__What is needed__. Print the records below word for word, but leave out the pictures.

__Provided records__.
*-*-*
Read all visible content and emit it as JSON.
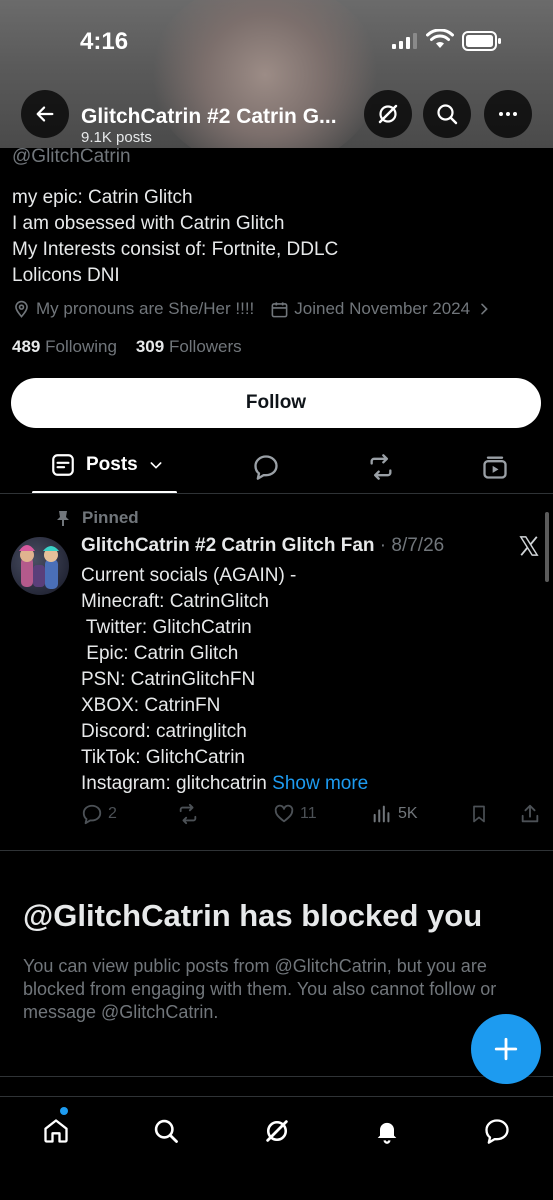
{
  "status_bar": {
    "time": "4:16"
  },
  "header": {
    "title": "GlitchCatrin #2 Catrin G...",
    "post_count": "9.1K posts"
  },
  "profile": {
    "handle": "@GlitchCatrin",
    "bio": [
      "my epic: Catrin Glitch",
      "I am obsessed with Catrin Glitch",
      "My Interests consist of: Fortnite, DDLC",
      "Lolicons DNI"
    ],
    "pronouns": "My pronouns are She/Her !!!!",
    "joined": "Joined November 2024",
    "following_count": "489",
    "following_label": "Following",
    "followers_count": "309",
    "followers_label": "Followers",
    "follow_button": "Follow"
  },
  "tabs": {
    "posts_label": "Posts"
  },
  "pinned_post": {
    "pinned_label": "Pinned",
    "author": "GlitchCatrin #2 Catrin Glitch Fan",
    "date": "· 8/7/26",
    "body_lines": [
      "Current socials (AGAIN) -",
      "Minecraft: CatrinGlitch",
      " Twitter: GlitchCatrin",
      " Epic: Catrin Glitch",
      "PSN: CatrinGlitchFN",
      "XBOX: CatrinFN",
      "Discord: catringlitch",
      "TikTok: GlitchCatrin",
      "Instagram: glitchcatrin"
    ],
    "show_more": "Show more",
    "replies": "2",
    "likes": "11",
    "views": "5K"
  },
  "blocked": {
    "title": "@GlitchCatrin has blocked you",
    "message": "You can view public posts from @GlitchCatrin, but you are blocked from engaging with them. You also cannot follow or message @GlitchCatrin."
  },
  "colors": {
    "accent": "#1d9bf0",
    "background": "#000000",
    "muted": "#71767b"
  },
  "icons": [
    "back-arrow-icon",
    "grok-icon",
    "search-icon",
    "more-icon",
    "location-icon",
    "calendar-icon",
    "chevron-right-icon",
    "posts-icon",
    "chevron-down-icon",
    "reply-icon",
    "retweet-icon",
    "media-icon",
    "pin-icon",
    "x-logo-icon",
    "like-icon",
    "views-icon",
    "bookmark-icon",
    "share-icon",
    "compose-icon",
    "home-icon",
    "bell-icon",
    "messages-icon"
  ]
}
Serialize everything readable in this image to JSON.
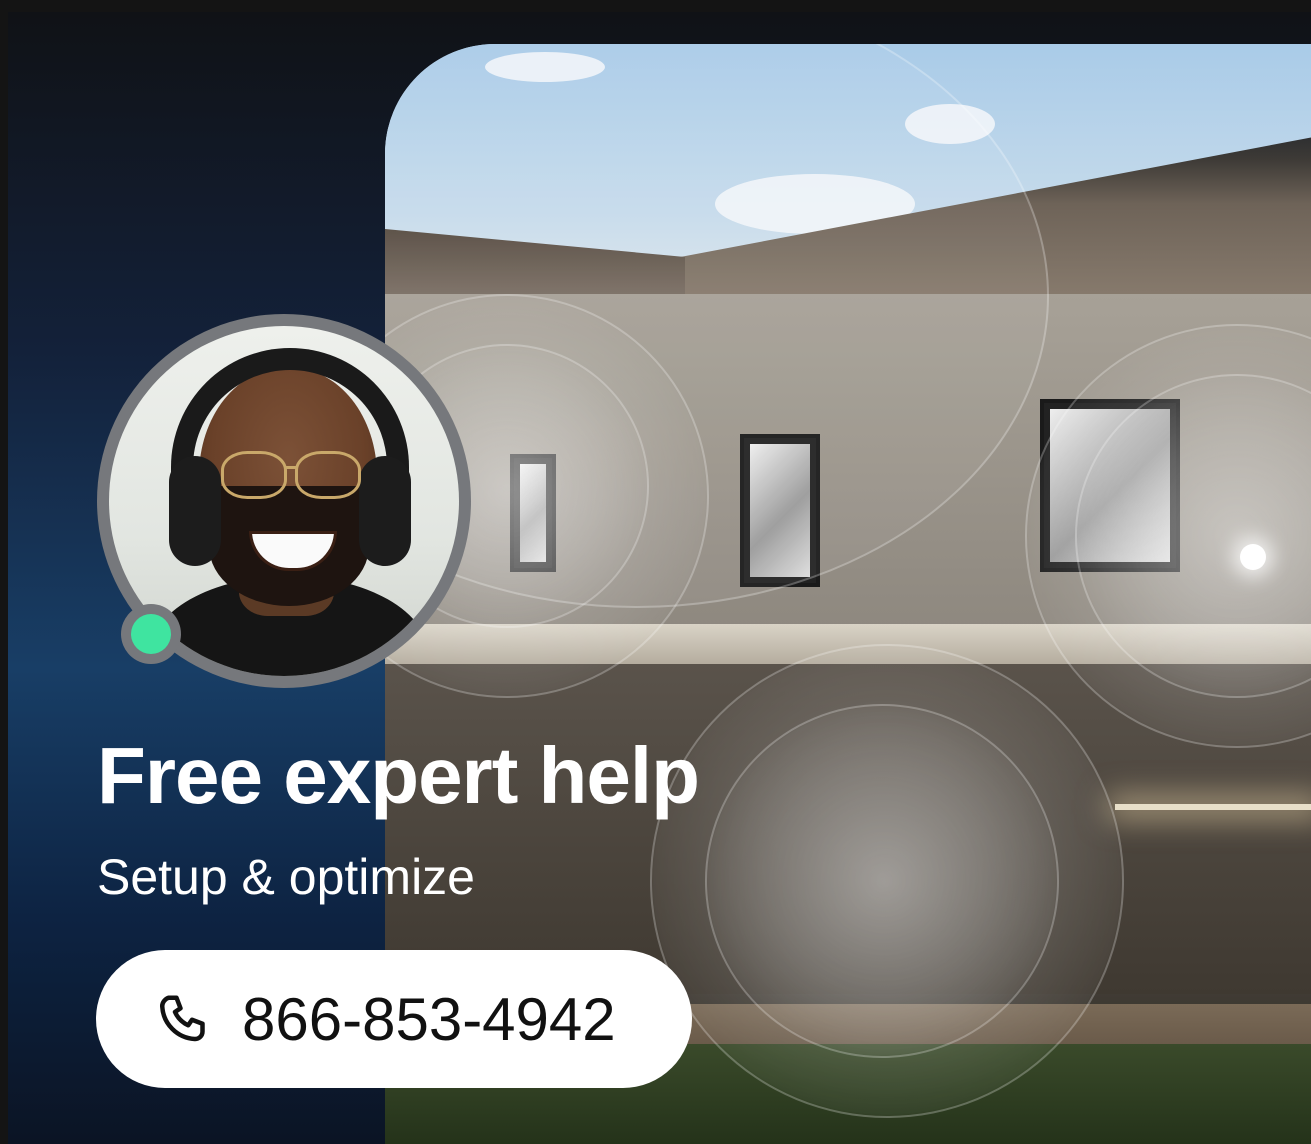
*-*-*
__Exercise result__.
Read all visible content and emit it as JSON.
{
  "status_bar": {
    "time": "4:16"
  },
  "header": {
    "title": "GlitchCatrin #2 Catrin G...",
    "post_count": "9.1K posts"
  },
  "profile": {
    "handle": "@GlitchCatrin",
    "bio": [
      "my epic: Catrin Glitch",
      "I am obsessed with Catrin Glitch",
      "My Interests consist of: Fortnite, DDLC",
      "Lolicons DNI"
    ],
    "pronouns": "My pronouns are She/Her !!!!",
    "joined": "Joined November 2024",
    "following_count": "489",
    "following_label": "Following",
    "followers_count": "309",
    "followers_label": "Followers",
    "follow_button": "Follow"
  },
  "tabs": {
    "posts_label": "Posts"
  },
  "pinned_post": {
    "pinned_label": "Pinned",
    "author": "GlitchCatrin #2 Catrin Glitch Fan",
    "date": "· 8/7/26",
    "body_lines": [
      "Current socials (AGAIN) -",
      "Minecraft: CatrinGlitch",
      " Twitter: GlitchCatrin",
      " Epic: Catrin Glitch",
      "PSN: CatrinGlitchFN",
      "XBOX: CatrinFN",
      "Discord: catringlitch",
      "TikTok: GlitchCatrin",
      "Instagram: glitchcatrin"
    ],
    "show_more": "Show more",
    "replies": "2",
    "likes": "11",
    "views": "5K"
  },
  "blocked": {
    "title": "@GlitchCatrin has blocked you",
    "message": "You can view public posts from @GlitchCatrin, but you are blocked from engaging with them. You also cannot follow or message @GlitchCatrin."
  },
  "colors": {
    "accent": "#1d9bf0",
    "background": "#000000",
    "muted": "#71767b"
  },
  "icons": [
    "back-arrow-icon",
    "grok-icon",
    "search-icon",
    "more-icon",
    "location-icon",
    "calendar-icon",
    "chevron-right-icon",
    "posts-icon",
    "chevron-down-icon",
    "reply-icon",
    "retweet-icon",
    "media-icon",
    "pin-icon",
    "x-logo-icon",
    "like-icon",
    "views-icon",
    "bookmark-icon",
    "share-icon",
    "compose-icon",
    "home-icon",
    "bell-icon",
    "messages-icon"
  ]
}
Serialize everything readable in this image to JSON.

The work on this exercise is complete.